Your assignment: From the listing below, extract every line in which the word "category" appears.

Data:
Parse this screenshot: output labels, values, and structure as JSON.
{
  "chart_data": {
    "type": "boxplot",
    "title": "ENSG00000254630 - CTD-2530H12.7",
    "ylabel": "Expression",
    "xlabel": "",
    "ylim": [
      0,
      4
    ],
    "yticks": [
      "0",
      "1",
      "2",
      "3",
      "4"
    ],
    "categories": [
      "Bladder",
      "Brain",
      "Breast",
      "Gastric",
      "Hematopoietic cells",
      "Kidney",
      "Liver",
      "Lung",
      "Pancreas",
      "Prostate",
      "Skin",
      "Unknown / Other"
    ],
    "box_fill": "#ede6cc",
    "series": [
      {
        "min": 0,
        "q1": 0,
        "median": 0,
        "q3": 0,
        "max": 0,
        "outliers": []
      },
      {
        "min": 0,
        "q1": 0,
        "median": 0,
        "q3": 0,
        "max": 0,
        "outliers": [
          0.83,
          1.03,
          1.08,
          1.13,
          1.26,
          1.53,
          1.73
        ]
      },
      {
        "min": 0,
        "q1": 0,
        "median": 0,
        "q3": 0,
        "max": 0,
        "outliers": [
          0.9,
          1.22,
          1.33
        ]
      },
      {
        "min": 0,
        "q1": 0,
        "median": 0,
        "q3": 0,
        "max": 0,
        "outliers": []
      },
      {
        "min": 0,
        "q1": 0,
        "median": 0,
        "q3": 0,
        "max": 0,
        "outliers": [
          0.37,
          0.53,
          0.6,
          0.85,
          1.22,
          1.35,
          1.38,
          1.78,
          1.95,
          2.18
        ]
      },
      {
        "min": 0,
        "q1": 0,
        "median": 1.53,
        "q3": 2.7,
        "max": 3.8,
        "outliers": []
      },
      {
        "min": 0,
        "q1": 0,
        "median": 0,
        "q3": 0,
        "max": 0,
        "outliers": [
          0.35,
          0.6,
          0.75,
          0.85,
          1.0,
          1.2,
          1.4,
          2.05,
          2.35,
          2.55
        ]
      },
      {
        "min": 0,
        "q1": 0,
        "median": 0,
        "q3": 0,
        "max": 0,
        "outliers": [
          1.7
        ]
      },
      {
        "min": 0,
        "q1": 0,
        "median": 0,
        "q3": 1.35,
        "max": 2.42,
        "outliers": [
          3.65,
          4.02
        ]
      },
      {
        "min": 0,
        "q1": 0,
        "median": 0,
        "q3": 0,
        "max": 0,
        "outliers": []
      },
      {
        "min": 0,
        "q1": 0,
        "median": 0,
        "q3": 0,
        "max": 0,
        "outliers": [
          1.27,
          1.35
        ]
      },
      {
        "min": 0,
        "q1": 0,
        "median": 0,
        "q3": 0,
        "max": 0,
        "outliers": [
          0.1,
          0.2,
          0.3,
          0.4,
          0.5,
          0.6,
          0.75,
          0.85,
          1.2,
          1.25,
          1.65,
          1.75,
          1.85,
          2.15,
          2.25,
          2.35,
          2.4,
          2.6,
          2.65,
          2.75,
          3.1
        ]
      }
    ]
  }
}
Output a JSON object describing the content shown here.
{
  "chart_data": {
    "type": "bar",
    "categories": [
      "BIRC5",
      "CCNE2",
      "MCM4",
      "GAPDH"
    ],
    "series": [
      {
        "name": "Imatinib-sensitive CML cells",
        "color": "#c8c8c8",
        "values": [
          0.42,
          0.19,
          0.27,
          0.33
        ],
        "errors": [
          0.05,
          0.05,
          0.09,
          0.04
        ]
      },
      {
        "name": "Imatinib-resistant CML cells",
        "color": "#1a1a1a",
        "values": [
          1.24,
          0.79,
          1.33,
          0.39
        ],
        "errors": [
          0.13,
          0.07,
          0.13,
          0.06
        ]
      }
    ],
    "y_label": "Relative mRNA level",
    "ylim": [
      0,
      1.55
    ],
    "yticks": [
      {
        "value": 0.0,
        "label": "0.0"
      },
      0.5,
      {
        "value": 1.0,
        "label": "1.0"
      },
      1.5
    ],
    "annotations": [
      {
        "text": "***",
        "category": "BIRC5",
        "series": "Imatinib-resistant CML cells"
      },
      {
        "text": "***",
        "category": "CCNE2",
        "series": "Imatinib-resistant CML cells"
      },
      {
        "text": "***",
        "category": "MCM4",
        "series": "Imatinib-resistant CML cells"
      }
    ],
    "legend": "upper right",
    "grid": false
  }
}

Answer space:
        "category": "BIRC5",
        "category": "CCNE2",
        "category": "MCM4",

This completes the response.